> **What you should do**
Render the listing as a numbered list from the line containing "Text: ■: ■: [54, 340, 64, 350]" up to and including the line containing "Text: 48 h: 48 h: [288, 314, 311, 324]", leaving out blank lines.

> **The input**

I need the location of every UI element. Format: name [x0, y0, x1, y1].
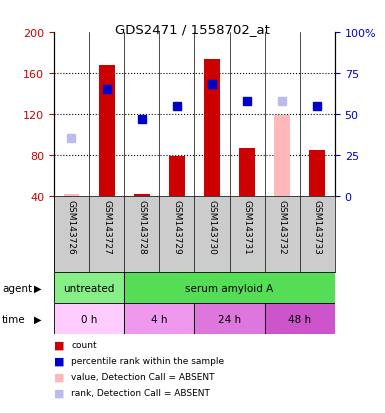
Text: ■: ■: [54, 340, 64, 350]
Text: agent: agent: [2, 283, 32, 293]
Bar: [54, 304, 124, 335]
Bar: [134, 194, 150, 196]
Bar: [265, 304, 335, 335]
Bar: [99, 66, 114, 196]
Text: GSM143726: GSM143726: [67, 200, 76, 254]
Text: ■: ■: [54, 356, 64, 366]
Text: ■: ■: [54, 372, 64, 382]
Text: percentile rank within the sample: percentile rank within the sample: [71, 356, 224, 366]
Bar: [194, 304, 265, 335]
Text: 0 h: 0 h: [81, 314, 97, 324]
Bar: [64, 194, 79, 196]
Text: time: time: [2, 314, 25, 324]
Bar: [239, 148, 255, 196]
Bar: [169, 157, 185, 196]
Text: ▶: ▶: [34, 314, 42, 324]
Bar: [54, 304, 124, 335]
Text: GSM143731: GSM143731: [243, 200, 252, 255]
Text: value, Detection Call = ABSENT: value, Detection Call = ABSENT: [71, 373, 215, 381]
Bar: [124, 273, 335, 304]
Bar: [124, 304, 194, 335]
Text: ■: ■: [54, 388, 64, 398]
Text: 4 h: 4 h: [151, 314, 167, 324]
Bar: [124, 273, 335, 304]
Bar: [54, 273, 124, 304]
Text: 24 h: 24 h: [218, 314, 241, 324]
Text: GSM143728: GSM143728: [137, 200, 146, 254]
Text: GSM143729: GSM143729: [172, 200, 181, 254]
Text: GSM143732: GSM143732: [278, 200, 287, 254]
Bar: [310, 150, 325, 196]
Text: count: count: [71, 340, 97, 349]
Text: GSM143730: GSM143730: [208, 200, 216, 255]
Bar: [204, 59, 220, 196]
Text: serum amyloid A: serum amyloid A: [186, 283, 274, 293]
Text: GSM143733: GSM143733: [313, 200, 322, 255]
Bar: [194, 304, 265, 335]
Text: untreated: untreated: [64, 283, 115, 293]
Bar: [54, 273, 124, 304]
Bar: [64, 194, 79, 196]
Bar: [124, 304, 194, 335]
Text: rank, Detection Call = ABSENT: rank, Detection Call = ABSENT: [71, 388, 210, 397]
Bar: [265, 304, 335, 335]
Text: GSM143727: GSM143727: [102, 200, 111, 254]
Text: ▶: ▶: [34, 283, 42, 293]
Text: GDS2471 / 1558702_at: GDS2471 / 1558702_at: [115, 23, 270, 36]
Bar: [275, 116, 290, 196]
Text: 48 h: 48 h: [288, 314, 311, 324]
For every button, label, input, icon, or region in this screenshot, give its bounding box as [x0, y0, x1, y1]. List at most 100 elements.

> **Reply**
1. Text: ■: ■: [54, 340, 64, 350]
2. Text: agent: agent: [2, 283, 32, 293]
3. Bar: [54, 304, 124, 335]
4. Bar: [134, 194, 150, 196]
5. Bar: [265, 304, 335, 335]
6. Bar: [99, 66, 114, 196]
7. Text: GSM143726: GSM143726: [67, 200, 76, 254]
8. Text: ■: ■: [54, 356, 64, 366]
9. Text: ■: ■: [54, 372, 64, 382]
10. Text: percentile rank within the sample: percentile rank within the sample: [71, 356, 224, 366]
11. Bar: [194, 304, 265, 335]
12. Text: 0 h: 0 h: [81, 314, 97, 324]
13. Bar: [64, 194, 79, 196]
14. Text: time: time: [2, 314, 25, 324]
15. Bar: [239, 148, 255, 196]
16. Bar: [169, 157, 185, 196]
17. Text: ▶: ▶: [34, 314, 42, 324]
18. Bar: [54, 304, 124, 335]
19. Text: GSM143731: GSM143731: [243, 200, 252, 255]
20. Text: value, Detection Call = ABSENT: value, Detection Call = ABSENT: [71, 373, 215, 381]
21. Bar: [124, 273, 335, 304]
22. Bar: [124, 304, 194, 335]
23. Text: ■: ■: [54, 388, 64, 398]
24. Text: 4 h: 4 h: [151, 314, 167, 324]
25. Bar: [124, 273, 335, 304]
26. Bar: [54, 273, 124, 304]
27. Text: 24 h: 24 h: [218, 314, 241, 324]
28. Text: GSM143728: GSM143728: [137, 200, 146, 254]
29. Text: GSM143729: GSM143729: [172, 200, 181, 254]
30. Text: GSM143732: GSM143732: [278, 200, 287, 254]
31. Bar: [310, 150, 325, 196]
32. Text: count: count: [71, 340, 97, 349]
33. Text: GSM143730: GSM143730: [208, 200, 216, 255]
34. Bar: [204, 59, 220, 196]
35. Text: serum amyloid A: serum amyloid A: [186, 283, 274, 293]
36. Text: GSM143733: GSM143733: [313, 200, 322, 255]
37. Bar: [194, 304, 265, 335]
38. Text: untreated: untreated: [64, 283, 115, 293]
39. Bar: [54, 273, 124, 304]
40. Bar: [64, 194, 79, 196]
41. Bar: [124, 304, 194, 335]
42. Text: rank, Detection Call = ABSENT: rank, Detection Call = ABSENT: [71, 388, 210, 397]
43. Bar: [265, 304, 335, 335]
44. Text: GSM143727: GSM143727: [102, 200, 111, 254]
45. Text: ▶: ▶: [34, 283, 42, 293]
46. Text: GDS2471 / 1558702_at: GDS2471 / 1558702_at: [115, 23, 270, 36]
47. Bar: [275, 116, 290, 196]
48. Text: 48 h: 48 h: [288, 314, 311, 324]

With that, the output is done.